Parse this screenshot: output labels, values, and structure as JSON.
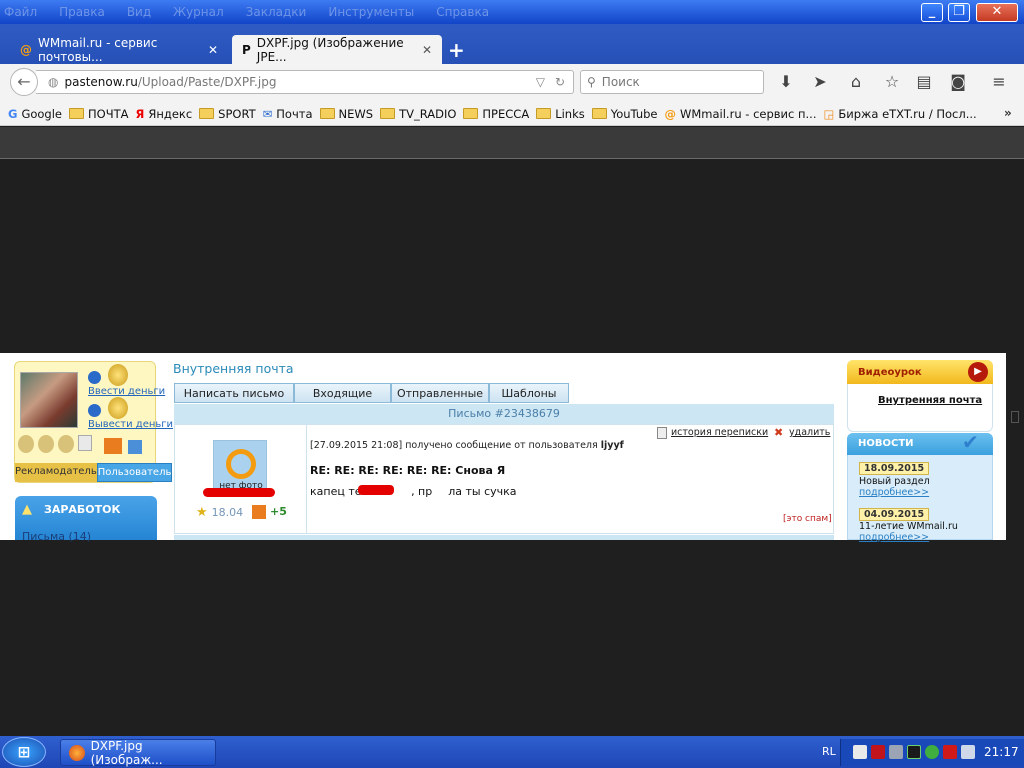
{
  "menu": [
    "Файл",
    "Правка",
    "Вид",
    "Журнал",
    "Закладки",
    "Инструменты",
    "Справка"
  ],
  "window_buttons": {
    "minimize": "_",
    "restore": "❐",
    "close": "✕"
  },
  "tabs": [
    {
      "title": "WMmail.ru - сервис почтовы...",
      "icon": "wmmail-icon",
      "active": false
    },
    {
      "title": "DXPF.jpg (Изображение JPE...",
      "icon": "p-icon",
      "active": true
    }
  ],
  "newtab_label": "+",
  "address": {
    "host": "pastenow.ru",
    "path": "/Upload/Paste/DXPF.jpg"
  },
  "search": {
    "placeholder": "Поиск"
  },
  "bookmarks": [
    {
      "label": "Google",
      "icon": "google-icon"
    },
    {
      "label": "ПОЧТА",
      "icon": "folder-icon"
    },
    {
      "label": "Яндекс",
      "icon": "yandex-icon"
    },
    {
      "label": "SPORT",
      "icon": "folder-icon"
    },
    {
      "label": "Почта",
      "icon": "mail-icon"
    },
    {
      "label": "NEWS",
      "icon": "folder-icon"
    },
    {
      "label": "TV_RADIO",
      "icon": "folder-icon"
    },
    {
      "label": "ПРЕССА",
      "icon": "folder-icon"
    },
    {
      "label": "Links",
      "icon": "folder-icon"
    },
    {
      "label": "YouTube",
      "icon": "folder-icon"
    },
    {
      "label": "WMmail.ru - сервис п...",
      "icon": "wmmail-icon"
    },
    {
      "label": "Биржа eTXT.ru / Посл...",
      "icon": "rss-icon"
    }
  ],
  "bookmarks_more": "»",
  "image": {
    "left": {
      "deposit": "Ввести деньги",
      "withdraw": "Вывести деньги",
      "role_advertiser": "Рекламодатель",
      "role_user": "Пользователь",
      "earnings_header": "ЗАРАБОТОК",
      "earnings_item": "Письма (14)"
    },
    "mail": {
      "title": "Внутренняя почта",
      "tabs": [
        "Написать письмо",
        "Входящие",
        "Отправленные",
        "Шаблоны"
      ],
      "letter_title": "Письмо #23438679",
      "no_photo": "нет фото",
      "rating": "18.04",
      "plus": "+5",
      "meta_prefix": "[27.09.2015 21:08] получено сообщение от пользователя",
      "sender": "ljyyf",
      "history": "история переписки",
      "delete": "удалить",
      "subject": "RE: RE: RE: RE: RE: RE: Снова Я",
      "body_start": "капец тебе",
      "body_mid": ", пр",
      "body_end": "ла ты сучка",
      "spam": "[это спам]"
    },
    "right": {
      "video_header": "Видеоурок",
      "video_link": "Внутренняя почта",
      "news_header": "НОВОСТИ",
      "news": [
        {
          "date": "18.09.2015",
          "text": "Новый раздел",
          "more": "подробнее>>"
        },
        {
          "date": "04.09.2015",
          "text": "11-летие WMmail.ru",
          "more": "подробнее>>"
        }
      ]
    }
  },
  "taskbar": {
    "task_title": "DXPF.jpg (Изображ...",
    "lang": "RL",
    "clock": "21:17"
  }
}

____________

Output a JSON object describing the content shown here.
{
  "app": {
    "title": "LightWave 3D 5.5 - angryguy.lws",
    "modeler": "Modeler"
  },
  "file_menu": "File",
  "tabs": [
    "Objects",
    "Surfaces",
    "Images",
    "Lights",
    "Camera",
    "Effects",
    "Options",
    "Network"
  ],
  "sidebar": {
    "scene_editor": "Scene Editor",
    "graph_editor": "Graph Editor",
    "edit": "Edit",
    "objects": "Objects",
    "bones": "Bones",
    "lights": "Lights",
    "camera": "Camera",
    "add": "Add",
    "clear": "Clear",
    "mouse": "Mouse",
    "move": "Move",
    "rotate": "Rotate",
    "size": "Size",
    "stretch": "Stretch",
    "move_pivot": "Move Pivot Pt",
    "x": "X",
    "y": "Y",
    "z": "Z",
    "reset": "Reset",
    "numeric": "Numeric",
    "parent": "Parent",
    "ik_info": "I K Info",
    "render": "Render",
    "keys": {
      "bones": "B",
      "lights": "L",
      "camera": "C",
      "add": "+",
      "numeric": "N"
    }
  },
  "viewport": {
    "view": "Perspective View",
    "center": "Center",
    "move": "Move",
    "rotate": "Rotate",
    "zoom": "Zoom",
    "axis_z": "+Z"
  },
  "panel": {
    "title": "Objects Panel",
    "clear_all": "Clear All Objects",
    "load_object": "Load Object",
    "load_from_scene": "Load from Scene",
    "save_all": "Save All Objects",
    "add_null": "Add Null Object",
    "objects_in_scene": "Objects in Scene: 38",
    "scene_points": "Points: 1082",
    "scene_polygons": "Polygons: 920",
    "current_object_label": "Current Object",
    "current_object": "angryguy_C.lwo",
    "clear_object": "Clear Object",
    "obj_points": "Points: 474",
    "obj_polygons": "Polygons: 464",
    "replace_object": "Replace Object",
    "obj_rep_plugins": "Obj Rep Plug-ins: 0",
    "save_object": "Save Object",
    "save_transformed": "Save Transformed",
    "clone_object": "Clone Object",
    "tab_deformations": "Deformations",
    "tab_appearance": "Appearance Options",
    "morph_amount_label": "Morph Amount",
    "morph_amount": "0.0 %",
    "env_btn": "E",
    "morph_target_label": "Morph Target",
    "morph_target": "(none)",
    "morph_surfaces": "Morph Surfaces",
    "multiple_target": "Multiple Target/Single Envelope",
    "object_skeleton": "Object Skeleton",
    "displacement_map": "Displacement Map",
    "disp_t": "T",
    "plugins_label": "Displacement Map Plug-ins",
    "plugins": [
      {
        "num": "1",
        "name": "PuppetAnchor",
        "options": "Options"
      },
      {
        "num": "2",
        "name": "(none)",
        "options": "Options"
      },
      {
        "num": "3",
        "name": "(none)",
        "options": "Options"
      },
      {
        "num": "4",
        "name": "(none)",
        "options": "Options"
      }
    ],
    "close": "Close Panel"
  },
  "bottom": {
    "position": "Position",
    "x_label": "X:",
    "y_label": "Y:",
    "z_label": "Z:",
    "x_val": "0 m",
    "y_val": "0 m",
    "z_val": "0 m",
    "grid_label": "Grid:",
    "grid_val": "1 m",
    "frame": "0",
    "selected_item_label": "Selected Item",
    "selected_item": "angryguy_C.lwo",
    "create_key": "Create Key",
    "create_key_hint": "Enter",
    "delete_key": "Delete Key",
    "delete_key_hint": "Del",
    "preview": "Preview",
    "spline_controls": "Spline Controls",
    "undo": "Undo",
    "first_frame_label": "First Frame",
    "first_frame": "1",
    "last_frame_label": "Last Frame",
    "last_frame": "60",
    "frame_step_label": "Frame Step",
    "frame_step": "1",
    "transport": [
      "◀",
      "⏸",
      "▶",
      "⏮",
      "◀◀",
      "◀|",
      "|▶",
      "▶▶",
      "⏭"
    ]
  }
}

____________

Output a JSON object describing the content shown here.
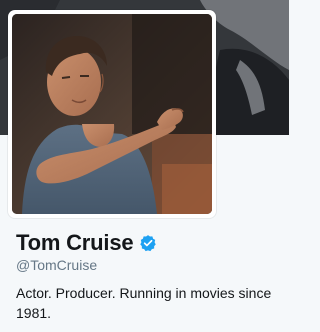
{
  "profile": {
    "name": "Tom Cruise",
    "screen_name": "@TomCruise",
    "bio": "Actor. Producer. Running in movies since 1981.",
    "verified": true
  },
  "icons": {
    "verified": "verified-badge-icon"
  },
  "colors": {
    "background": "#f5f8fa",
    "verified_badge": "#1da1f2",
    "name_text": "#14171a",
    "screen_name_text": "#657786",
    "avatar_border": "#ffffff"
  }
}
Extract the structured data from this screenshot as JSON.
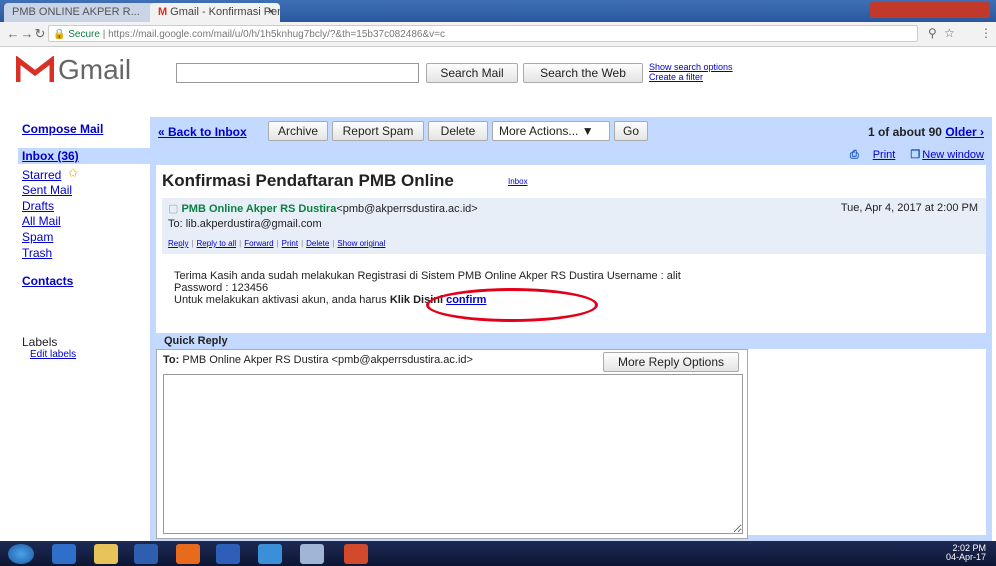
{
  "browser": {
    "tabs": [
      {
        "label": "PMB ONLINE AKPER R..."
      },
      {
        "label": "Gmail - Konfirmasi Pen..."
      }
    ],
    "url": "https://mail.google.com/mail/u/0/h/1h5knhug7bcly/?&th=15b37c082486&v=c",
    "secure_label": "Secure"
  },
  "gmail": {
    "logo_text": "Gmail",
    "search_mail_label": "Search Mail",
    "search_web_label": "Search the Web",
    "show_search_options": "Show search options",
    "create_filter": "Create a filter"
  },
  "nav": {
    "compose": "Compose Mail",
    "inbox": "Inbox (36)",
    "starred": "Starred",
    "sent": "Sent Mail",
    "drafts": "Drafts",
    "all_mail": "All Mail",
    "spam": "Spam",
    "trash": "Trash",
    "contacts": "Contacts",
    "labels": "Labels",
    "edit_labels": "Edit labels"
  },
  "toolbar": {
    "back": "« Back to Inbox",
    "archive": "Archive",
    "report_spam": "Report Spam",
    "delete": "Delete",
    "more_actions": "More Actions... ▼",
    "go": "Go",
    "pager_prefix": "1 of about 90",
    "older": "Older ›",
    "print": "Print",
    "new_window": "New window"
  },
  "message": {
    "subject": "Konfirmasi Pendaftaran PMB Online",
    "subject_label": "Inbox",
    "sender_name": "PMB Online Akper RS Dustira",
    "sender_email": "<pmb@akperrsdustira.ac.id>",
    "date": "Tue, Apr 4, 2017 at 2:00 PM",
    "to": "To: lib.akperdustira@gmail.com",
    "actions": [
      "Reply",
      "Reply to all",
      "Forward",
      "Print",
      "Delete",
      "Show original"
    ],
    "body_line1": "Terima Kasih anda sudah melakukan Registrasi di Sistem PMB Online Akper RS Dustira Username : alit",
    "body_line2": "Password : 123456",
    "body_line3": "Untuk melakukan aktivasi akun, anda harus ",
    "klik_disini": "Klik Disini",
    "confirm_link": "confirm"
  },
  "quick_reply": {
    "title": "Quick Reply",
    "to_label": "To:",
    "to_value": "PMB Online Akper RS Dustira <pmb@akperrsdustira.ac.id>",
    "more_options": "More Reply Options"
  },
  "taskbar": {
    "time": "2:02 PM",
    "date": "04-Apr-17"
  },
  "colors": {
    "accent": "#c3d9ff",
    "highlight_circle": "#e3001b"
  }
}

____________

- What the task asks -
Count the lines in the material above where the string "labels" appears, then state only that count.

- Reply to the exercise -
3